### Task details
Among the entries below, find the lines with "JSON" and copy them.

◇ ◇ ◇

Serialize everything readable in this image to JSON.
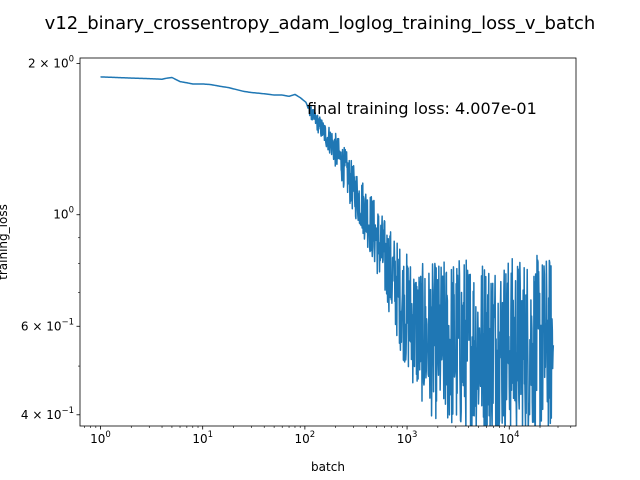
{
  "chart_data": {
    "type": "line",
    "title": "v12_binary_crossentropy_adam_loglog_training_loss_v_batch",
    "xlabel": "batch",
    "ylabel": "training_loss",
    "xscale": "log",
    "yscale": "log",
    "xlim": [
      0.63,
      45000
    ],
    "ylim": [
      0.38,
      2.05
    ],
    "grid": false,
    "line_color": "#1f77b4",
    "annotation": "final training loss: 4.007e-01",
    "x_ticks": [
      {
        "value": 1,
        "base": "10",
        "exp": "0"
      },
      {
        "value": 10,
        "base": "10",
        "exp": "1"
      },
      {
        "value": 100,
        "base": "10",
        "exp": "2"
      },
      {
        "value": 1000,
        "base": "10",
        "exp": "3"
      },
      {
        "value": 10000,
        "base": "10",
        "exp": "4"
      }
    ],
    "y_ticks": [
      {
        "value": 2,
        "mant": "2 × 10",
        "exp": "0"
      },
      {
        "value": 1,
        "mant": "10",
        "exp": "0"
      },
      {
        "value": 0.6,
        "mant": "6 × 10",
        "exp": "−1"
      },
      {
        "value": 0.4,
        "mant": "4 × 10",
        "exp": "−1"
      }
    ],
    "y_minor_ticks": [
      0.5,
      0.7,
      0.8,
      0.9
    ],
    "series": [
      {
        "x": [
          1,
          2,
          3,
          4,
          4.5,
          5,
          6,
          7,
          8,
          10,
          12,
          15,
          18,
          20,
          25,
          30,
          35,
          40,
          50,
          60,
          70,
          80,
          90,
          100,
          110,
          120,
          140,
          160,
          180,
          200,
          230,
          260,
          300,
          350,
          400,
          450,
          500,
          550,
          600,
          650,
          700,
          800,
          900,
          1000,
          1200,
          1400,
          1600,
          2000,
          2500,
          3000,
          4000,
          5000,
          7000,
          10000,
          14000,
          20000,
          27000
        ],
        "y": [
          1.88,
          1.87,
          1.865,
          1.86,
          1.87,
          1.875,
          1.84,
          1.83,
          1.82,
          1.82,
          1.815,
          1.8,
          1.79,
          1.78,
          1.76,
          1.75,
          1.745,
          1.74,
          1.73,
          1.73,
          1.72,
          1.735,
          1.71,
          1.68,
          1.62,
          1.57,
          1.5,
          1.44,
          1.4,
          1.34,
          1.27,
          1.2,
          1.12,
          1.06,
          1.0,
          0.95,
          0.9,
          0.86,
          0.82,
          0.79,
          0.76,
          0.71,
          0.67,
          0.64,
          0.6,
          0.58,
          0.565,
          0.56,
          0.555,
          0.55,
          0.55,
          0.55,
          0.55,
          0.55,
          0.55,
          0.55,
          0.55
        ],
        "noise": [
          0,
          0,
          0,
          0,
          0,
          0,
          0,
          0,
          0,
          0,
          0,
          0,
          0,
          0,
          0,
          0,
          0,
          0,
          0,
          0,
          0,
          0,
          0,
          0,
          0.01,
          0.015,
          0.02,
          0.025,
          0.03,
          0.035,
          0.04,
          0.045,
          0.05,
          0.055,
          0.06,
          0.065,
          0.07,
          0.075,
          0.08,
          0.085,
          0.09,
          0.1,
          0.11,
          0.12,
          0.13,
          0.14,
          0.15,
          0.16,
          0.17,
          0.18,
          0.18,
          0.18,
          0.18,
          0.18,
          0.18,
          0.18,
          0.18
        ]
      }
    ]
  }
}
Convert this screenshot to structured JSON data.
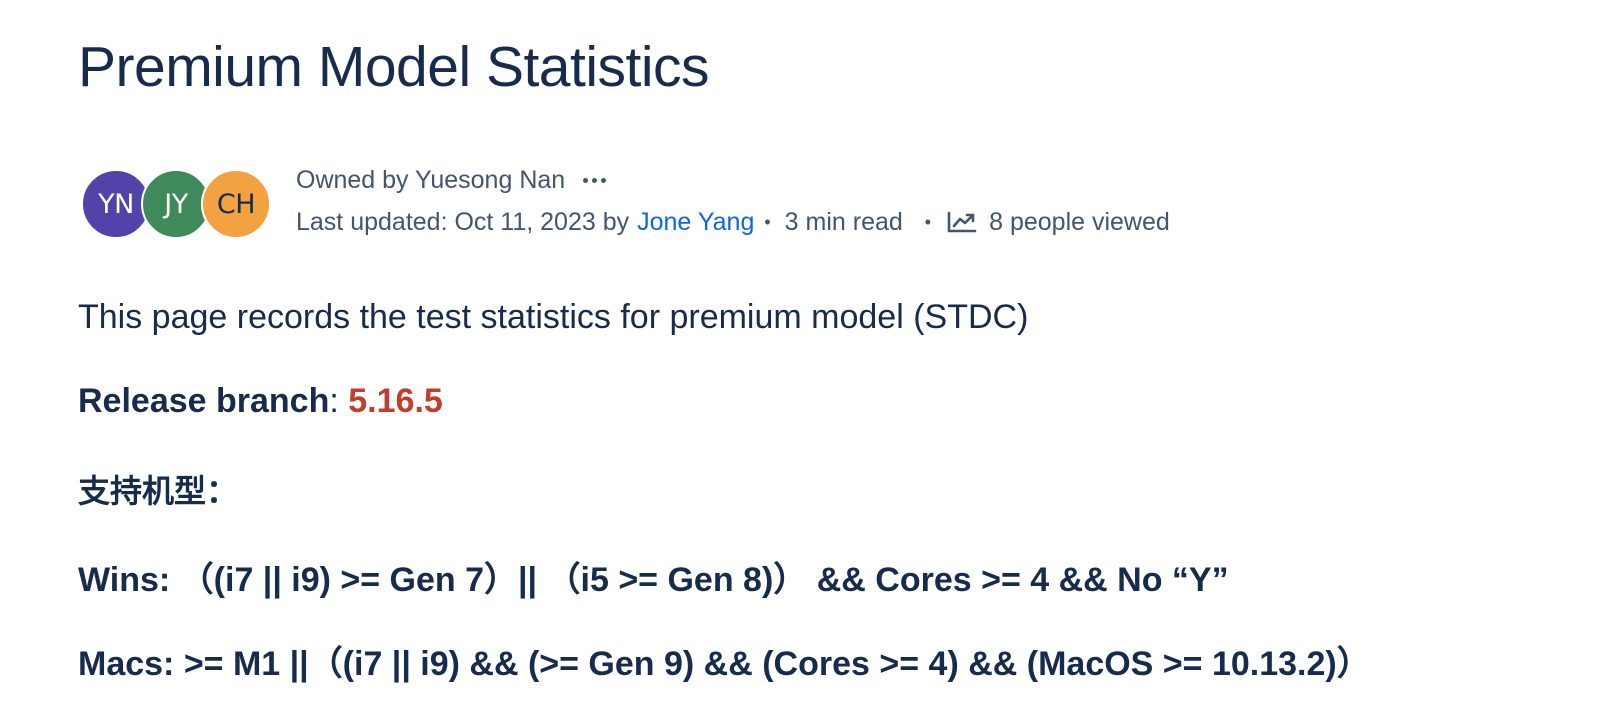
{
  "page": {
    "title": "Premium Model Statistics"
  },
  "byline": {
    "avatars": [
      {
        "initials": "YN",
        "color": "#5243aa",
        "text_color": "#ffffff"
      },
      {
        "initials": "JY",
        "color": "#3e8a5a",
        "text_color": "#ffffff"
      },
      {
        "initials": "CH",
        "color": "#f2a240",
        "text_color": "#172b4d"
      }
    ],
    "owned_by": "Owned by Yuesong Nan",
    "more_icon": "more-horizontal-icon",
    "last_updated_prefix": "Last updated: Oct 11, 2023 by",
    "last_updated_author": "Jone Yang",
    "separator": "•",
    "read_time": "3 min read",
    "views_icon": "line-chart-icon",
    "views": "8 people viewed"
  },
  "content": {
    "intro": "This page records the test statistics for premium model (STDC)",
    "release_label": "Release branch",
    "release_colon": ": ",
    "release_version": "5.16.5",
    "support_heading": "支持机型：",
    "wins": "Wins: （(i7 || i9)  >= Gen 7）||  （i5 >= Gen 8)）  &&  Cores >= 4  && No “Y”",
    "macs": "Macs: >= M1 ||（(i7 || i9)  && (>= Gen 9)  && (Cores >= 4)  && (MacOS >= 10.13.2)）"
  },
  "colors": {
    "text": "#172b4d",
    "subtle_text": "#44546f",
    "link": "#0c66e4",
    "release_version": "#bf3f2e"
  }
}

◇ ◇ ◇

### Complete answer
Serialize everything readable in this image to JSON.
Convert this screenshot to structured JSON data.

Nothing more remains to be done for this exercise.